┌─ Extracted text

Re: Can not apply my custom filter instead of EnumerableCalc

2018-02-08 Thread Masayuki Takahashi
> But I can not apply my arrow filter instead of EnumerableCalc. Would
> you tell me the reason?

I solved my problem by adding a Arrow Convention to ArrowFilter. Thanks, Julian.

> Would you mind logging a JIRA case for it, to track progress?

Created:
https://issues.apache.org/jira/browse/CALCITE-2173




2018-02-06 2:22 GMT+09:00 Masayuki Takahashi :
> Dear Julian,
>
>> I am delighted that someone is implementing an Arrow adapter. It would
>> be a good replacement for the Enumerable adapter someday. Would you
>> mind logging a JIRA case for it, to track progress?

└─
┌─ Listing

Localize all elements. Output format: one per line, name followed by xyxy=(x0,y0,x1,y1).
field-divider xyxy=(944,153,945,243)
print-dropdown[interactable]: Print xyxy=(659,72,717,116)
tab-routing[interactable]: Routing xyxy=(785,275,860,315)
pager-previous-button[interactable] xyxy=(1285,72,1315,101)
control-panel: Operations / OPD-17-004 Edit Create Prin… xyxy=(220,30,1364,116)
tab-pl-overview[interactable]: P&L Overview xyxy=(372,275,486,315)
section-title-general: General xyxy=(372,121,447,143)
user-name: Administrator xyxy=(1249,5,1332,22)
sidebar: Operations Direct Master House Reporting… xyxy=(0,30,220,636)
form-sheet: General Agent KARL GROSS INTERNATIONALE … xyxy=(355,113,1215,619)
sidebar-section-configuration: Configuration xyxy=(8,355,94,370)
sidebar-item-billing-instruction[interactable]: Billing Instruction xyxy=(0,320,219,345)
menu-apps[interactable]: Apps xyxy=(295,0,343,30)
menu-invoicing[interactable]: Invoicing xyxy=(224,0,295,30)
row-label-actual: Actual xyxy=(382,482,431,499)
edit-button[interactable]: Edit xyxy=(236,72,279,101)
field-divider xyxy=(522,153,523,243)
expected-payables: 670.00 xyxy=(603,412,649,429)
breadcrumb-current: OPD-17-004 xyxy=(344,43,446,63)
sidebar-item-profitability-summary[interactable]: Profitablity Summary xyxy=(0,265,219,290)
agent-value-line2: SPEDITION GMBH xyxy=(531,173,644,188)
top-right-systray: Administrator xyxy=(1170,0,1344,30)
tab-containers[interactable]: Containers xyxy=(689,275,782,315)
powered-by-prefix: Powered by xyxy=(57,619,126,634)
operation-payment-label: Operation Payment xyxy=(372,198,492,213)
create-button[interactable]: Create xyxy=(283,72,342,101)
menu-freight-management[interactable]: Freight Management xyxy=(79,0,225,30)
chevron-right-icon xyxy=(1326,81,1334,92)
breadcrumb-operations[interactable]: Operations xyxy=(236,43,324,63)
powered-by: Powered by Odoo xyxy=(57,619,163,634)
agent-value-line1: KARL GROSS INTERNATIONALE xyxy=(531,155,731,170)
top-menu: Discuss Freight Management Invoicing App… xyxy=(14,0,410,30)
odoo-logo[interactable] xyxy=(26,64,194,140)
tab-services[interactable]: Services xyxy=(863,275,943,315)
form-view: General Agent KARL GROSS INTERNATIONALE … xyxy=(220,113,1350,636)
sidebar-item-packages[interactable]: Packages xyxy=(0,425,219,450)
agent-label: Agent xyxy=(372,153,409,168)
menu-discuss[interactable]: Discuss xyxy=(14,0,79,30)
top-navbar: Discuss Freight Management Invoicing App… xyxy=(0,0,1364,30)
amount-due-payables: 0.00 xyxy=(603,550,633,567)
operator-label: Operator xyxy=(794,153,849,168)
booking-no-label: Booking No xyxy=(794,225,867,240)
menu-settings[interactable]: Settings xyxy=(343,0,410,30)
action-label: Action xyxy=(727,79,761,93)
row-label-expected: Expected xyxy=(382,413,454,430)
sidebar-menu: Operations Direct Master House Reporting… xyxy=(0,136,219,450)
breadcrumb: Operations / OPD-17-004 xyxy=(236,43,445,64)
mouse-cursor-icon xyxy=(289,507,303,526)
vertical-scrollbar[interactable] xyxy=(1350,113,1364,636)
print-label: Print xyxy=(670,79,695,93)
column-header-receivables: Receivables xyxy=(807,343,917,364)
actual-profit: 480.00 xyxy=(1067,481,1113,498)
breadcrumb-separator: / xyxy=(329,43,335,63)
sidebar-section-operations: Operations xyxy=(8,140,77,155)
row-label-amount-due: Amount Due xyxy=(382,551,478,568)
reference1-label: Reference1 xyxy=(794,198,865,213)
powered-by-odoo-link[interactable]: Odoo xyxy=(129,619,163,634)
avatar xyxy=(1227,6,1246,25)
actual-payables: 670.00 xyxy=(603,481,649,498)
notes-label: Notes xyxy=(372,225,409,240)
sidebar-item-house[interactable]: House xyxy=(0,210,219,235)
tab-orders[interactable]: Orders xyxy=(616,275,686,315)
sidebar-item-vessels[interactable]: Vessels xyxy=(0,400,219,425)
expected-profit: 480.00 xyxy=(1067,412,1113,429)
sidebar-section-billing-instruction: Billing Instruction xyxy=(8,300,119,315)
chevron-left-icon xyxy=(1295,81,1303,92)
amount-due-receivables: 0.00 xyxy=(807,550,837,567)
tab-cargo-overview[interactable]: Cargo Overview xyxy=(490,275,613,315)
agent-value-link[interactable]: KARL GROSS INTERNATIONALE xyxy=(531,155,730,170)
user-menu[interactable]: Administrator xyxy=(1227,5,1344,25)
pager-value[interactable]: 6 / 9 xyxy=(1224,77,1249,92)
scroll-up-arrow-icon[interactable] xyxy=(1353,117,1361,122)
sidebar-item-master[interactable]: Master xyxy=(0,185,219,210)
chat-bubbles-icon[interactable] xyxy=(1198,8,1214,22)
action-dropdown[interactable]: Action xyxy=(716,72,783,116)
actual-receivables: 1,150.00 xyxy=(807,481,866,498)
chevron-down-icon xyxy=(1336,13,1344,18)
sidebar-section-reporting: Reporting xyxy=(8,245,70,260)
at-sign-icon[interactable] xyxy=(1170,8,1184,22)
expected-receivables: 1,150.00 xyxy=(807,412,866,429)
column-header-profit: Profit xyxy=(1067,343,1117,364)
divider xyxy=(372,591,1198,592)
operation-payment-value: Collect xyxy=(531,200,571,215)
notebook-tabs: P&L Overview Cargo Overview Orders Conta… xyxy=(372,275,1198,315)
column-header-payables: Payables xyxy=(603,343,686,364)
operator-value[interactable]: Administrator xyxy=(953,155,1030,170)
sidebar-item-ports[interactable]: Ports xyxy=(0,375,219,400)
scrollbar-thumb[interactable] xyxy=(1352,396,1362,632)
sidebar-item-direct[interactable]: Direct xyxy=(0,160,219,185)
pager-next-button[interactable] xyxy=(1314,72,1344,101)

└─

▸ Task list
**A)** Shorten the paragraph in the thread about the custom Arrow filter that begins "I am delighted that someone is implementing an Arrow adapter" to a single sentence that keeps its main facts.
**B)** Carry on the thread about the custom Arrow filter from the point where it stops.

▸ Set of answers
**A)** The writer is glad that someone is building an Arrow adapter, which could one day replace the Enumerable adapter, and asks for a JIRA case to be logged to track progress.

**B)**
>
> Now I don't know the right way to scan data with columnar-oriented
> style in Calcite, but I have a little idea, so I would like you to
> see it if you like. I will create a JIRA case and describe it after I
> solved this problem.
>
>> Maybe the cost of ArrowFilter followed ArrowToEnumerableConverter is
>> higher than ArrowToEnumerableConverter followed by EnumerableCalc.
>
> I see. I will look around the cost calculation. Thanks.
>
> 2018-02-05 14:05 GMT+09:00 Julian Hyde :
>> I am delighted that someone is implementing an Arrow adapter. It would
>> be a good replacement for the Enumerable adapter someday. Would you
>> mind logging a JIRA case for it, to track progress?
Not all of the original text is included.